■ **What the exercise asks**
Can you copy out, word for word, the lines of the material below from the line with "slide-thumbnail[interactable]: 5 ★" to the line with "slide-thumbnail[interactable]: 2 <box>0", including both of those lines?

■ **Data supplied**
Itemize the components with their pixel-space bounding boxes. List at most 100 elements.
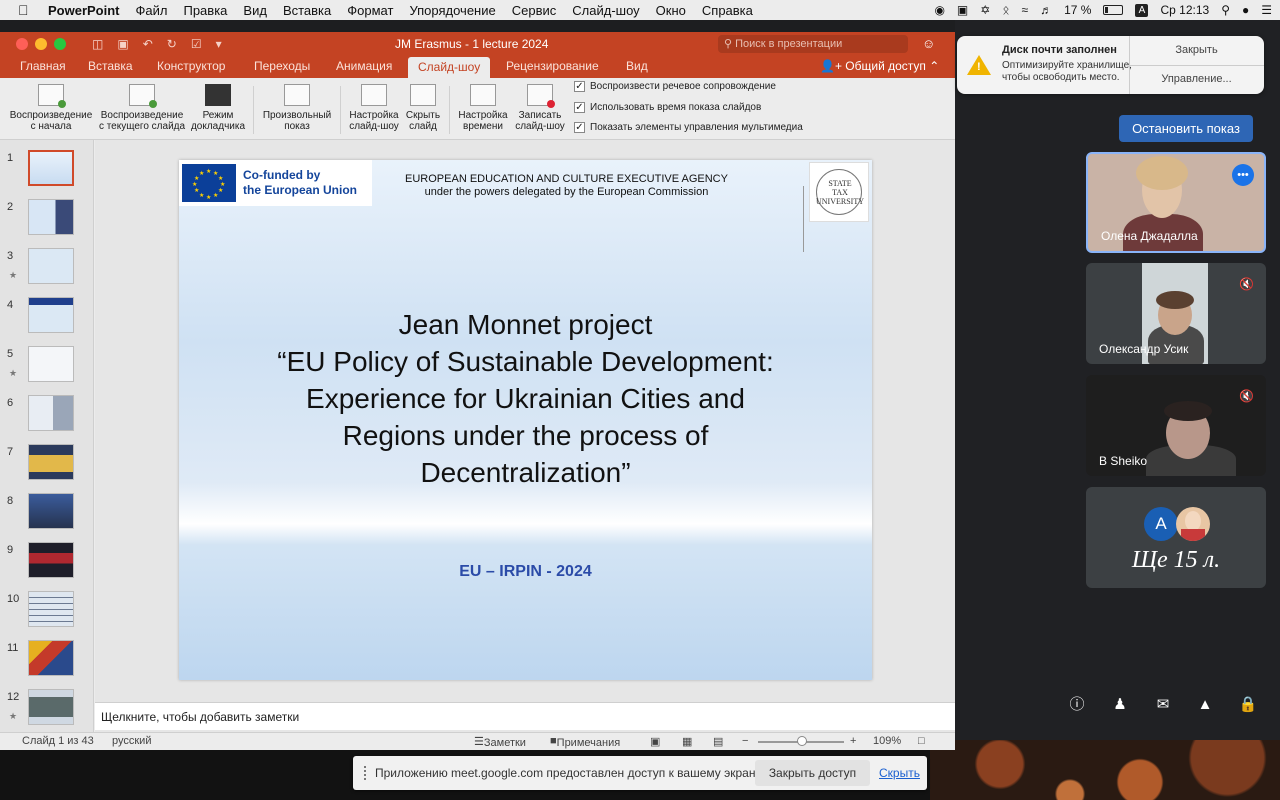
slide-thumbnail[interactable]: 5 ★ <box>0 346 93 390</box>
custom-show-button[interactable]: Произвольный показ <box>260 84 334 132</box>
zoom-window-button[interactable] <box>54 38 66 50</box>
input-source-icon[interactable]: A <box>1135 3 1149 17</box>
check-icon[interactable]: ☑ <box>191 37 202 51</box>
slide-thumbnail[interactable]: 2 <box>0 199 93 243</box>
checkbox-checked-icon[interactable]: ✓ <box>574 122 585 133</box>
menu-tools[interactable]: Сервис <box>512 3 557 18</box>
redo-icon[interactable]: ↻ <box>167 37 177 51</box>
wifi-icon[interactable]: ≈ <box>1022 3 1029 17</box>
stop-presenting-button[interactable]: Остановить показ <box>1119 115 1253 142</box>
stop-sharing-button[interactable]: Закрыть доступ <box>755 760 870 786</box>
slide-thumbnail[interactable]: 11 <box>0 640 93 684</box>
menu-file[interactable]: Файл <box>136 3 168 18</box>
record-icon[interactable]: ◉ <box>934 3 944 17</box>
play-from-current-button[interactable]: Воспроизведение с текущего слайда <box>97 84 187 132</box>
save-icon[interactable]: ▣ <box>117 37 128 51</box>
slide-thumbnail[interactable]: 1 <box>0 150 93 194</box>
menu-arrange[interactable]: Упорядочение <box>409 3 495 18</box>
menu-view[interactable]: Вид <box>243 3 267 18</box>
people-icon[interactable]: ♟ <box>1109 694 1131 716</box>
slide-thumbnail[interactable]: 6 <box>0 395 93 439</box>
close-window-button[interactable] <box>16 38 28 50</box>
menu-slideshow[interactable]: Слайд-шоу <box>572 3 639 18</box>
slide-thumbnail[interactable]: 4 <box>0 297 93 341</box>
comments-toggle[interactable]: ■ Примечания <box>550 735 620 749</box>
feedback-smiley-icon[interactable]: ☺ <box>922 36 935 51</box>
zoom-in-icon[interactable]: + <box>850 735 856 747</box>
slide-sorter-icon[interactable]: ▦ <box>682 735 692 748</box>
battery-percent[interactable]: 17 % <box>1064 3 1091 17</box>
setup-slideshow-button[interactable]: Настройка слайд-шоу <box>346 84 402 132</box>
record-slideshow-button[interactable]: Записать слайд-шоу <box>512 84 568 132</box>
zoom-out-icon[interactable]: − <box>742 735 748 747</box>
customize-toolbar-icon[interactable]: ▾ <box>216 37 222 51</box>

■ **Full answer**
slide-thumbnail[interactable]: 5 ★ <box>0 346 93 390</box>
custom-show-button[interactable]: Произвольный показ <box>260 84 334 132</box>
zoom-window-button[interactable] <box>54 38 66 50</box>
input-source-icon[interactable]: A <box>1135 3 1149 17</box>
check-icon[interactable]: ☑ <box>191 37 202 51</box>
slide-thumbnail[interactable]: 2 <box>0 199 93 243</box>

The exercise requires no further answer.